PROMPT -
Copy out all lines of the records in which the word "elektronicznych" appears.

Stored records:
━━━━━━━━━━

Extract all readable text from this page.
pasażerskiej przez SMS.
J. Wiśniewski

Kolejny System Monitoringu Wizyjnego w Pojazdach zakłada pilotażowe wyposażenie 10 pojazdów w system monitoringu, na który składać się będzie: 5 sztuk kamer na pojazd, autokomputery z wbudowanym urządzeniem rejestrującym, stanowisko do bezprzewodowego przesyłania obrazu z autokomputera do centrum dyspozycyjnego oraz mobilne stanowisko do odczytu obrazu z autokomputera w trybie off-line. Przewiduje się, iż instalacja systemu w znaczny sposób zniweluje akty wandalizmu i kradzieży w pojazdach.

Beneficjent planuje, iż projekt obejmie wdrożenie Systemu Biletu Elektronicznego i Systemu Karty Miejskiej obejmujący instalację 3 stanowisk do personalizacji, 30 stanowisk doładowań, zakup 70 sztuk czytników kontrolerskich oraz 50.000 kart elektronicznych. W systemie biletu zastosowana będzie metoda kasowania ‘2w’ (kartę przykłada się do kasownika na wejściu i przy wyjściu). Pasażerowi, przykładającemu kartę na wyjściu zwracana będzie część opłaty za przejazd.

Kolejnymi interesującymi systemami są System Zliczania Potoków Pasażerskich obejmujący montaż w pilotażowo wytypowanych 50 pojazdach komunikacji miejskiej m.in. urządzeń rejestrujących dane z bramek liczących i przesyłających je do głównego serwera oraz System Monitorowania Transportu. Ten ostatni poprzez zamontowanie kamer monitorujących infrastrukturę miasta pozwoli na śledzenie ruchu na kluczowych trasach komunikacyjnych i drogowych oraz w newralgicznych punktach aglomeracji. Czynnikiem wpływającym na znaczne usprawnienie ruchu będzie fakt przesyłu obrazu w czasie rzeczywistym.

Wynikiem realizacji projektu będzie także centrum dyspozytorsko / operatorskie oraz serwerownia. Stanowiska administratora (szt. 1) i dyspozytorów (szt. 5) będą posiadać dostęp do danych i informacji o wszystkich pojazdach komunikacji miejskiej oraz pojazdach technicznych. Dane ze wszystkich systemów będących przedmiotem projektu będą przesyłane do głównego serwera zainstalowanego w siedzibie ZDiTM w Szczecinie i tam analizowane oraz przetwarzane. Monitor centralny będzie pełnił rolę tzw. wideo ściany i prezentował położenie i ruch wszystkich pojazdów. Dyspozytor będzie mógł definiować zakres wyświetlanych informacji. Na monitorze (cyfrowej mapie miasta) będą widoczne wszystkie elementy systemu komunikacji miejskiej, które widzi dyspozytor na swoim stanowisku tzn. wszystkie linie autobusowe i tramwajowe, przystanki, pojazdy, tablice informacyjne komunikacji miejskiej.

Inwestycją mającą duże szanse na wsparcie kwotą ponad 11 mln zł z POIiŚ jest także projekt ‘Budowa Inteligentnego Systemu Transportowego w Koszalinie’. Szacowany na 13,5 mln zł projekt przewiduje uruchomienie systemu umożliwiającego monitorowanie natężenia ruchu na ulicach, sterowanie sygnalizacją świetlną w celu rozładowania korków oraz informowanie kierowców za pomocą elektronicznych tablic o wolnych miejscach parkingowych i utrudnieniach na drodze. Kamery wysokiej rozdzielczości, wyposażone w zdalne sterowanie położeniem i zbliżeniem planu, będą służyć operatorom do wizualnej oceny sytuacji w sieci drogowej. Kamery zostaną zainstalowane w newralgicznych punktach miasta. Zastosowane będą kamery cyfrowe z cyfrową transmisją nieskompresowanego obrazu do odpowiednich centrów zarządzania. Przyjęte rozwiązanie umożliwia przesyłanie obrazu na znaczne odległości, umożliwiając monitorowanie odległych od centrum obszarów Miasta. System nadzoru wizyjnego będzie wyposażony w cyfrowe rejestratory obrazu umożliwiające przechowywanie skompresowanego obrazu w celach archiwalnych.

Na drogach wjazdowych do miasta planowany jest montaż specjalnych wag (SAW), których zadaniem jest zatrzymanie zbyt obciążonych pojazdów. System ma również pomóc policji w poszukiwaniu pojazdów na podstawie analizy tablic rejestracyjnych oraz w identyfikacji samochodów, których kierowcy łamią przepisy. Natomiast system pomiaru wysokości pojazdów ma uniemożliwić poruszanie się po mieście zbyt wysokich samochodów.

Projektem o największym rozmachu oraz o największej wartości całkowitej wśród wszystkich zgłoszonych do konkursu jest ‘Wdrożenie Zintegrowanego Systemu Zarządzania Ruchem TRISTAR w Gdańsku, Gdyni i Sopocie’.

━━━━━━━━━━

TASK OUTPUT -
Beneficjent planuje, iż projekt obejmie wdrożenie Systemu Biletu Elektronicznego i Systemu Karty Miejskiej obejmujący instalację 3 stanowisk do personalizacji, 30 stanowisk doładowań, zakup 70 sztuk czytników kontrolerskich oraz 50.000 kart elektronicznych. W systemie biletu zastosowana będzie metoda kasowania ‘2w’ (kartę przykłada się do kasownika na wejściu i przy wyjściu). Pasażerowi, przykładającemu kartę na wyjściu zwracana będzie część opłaty za przejazd.
Inwestycją mającą duże szanse na wsparcie kwotą ponad 11 mln zł z POIiŚ jest także projekt ‘Budowa Inteligentnego Systemu Transportowego w Koszalinie’. Szacowany na 13,5 mln zł projekt przewiduje uruchomienie systemu umożliwiającego monitorowanie natężenia ruchu na ulicach, sterowanie sygnalizacją świetlną w celu rozładowania korków oraz informowanie kierowców za pomocą elektronicznych tablic o wolnych miejscach parkingowych i utrudnieniach na drodze. Kamery wysokiej rozdzielczości, wyposażone w zdalne sterowanie położeniem i zbliżeniem planu, będą służyć operatorom do wizualnej oceny sytuacji w sieci drogowej. Kamery zostaną zainstalowane w newralgicznych punktach miasta. Zastosowane będą kamery cyfrowe z cyfrową transmisją nieskompresowanego obrazu do odpowiednich centrów zarządzania. Przyjęte rozwiązanie umożliwia przesyłanie obrazu na znaczne odległości, umożliwiając monitorowanie odległych od centrum obszarów Miasta. System nadzoru wizyjnego będzie wyposażony w cyfrowe rejestratory obrazu umożliwiające przechowywanie skompresowanego obrazu w celach archiwalnych.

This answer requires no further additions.